▶ _PROBLEM TO SOLVE_: Each record must be reproduced exactly as it is shown.

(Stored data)
○ ○ ○ ○ ○
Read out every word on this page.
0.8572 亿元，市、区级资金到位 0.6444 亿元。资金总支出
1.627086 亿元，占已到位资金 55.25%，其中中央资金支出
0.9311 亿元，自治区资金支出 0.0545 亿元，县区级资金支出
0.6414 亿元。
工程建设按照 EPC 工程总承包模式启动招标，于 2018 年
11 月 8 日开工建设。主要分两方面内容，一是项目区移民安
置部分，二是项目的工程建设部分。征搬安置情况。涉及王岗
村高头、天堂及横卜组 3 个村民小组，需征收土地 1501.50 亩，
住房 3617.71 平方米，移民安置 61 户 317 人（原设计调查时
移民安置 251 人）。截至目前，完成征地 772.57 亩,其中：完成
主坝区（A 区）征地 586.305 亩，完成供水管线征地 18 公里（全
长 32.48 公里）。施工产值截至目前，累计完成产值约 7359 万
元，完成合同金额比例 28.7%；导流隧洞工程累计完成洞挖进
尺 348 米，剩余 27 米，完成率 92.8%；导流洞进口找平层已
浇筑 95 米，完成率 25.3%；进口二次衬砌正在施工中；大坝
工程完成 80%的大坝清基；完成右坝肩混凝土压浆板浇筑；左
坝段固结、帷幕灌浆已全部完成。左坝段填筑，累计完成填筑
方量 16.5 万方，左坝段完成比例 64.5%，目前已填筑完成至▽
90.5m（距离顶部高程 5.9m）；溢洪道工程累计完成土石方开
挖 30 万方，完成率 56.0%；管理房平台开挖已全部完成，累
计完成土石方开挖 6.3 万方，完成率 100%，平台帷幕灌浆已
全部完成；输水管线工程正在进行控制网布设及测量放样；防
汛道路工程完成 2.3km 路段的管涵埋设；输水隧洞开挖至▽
○ ○ ○ ○ ○
▶ _TASK OUTPUT_:
Read out every word on this page.
0.8572 亿元，市、区级资金到位 0.6444 亿元。资金总支出
1.627086 亿元，占已到位资金 55.25%，其中中央资金支出
0.9311 亿元，自治区资金支出 0.0545 亿元，县区级资金支出
0.6414 亿元。
工程建设按照 EPC 工程总承包模式启动招标，于 2018 年
11 月 8 日开工建设。主要分两方面内容，一是项目区移民安
置部分，二是项目的工程建设部分。征搬安置情况。涉及王岗
村高头、天堂及横卜组 3 个村民小组，需征收土地 1501.50 亩，
住房 3617.71 平方米，移民安置 61 户 317 人（原设计调查时
移民安置 251 人）。截至目前，完成征地 772.57 亩,其中：完成
主坝区（A 区）征地 586.305 亩，完成供水管线征地 18 公里（全
长 32.48 公里）。施工产值截至目前，累计完成产值约 7359 万
元，完成合同金额比例 28.7%；导流隧洞工程累计完成洞挖进
尺 348 米，剩余 27 米，完成率 92.8%；导流洞进口找平层已
浇筑 95 米，完成率 25.3%；进口二次衬砌正在施工中；大坝
工程完成 80%的大坝清基；完成右坝肩混凝土压浆板浇筑；左
坝段固结、帷幕灌浆已全部完成。左坝段填筑，累计完成填筑
方量 16.5 万方，左坝段完成比例 64.5%，目前已填筑完成至▽
90.5m（距离顶部高程 5.9m）；溢洪道工程累计完成土石方开
挖 30 万方，完成率 56.0%；管理房平台开挖已全部完成，累
计完成土石方开挖 6.3 万方，完成率 100%，平台帷幕灌浆已
全部完成；输水管线工程正在进行控制网布设及测量放样；防
汛道路工程完成 2.3km 路段的管涵埋设；输水隧洞开挖至▽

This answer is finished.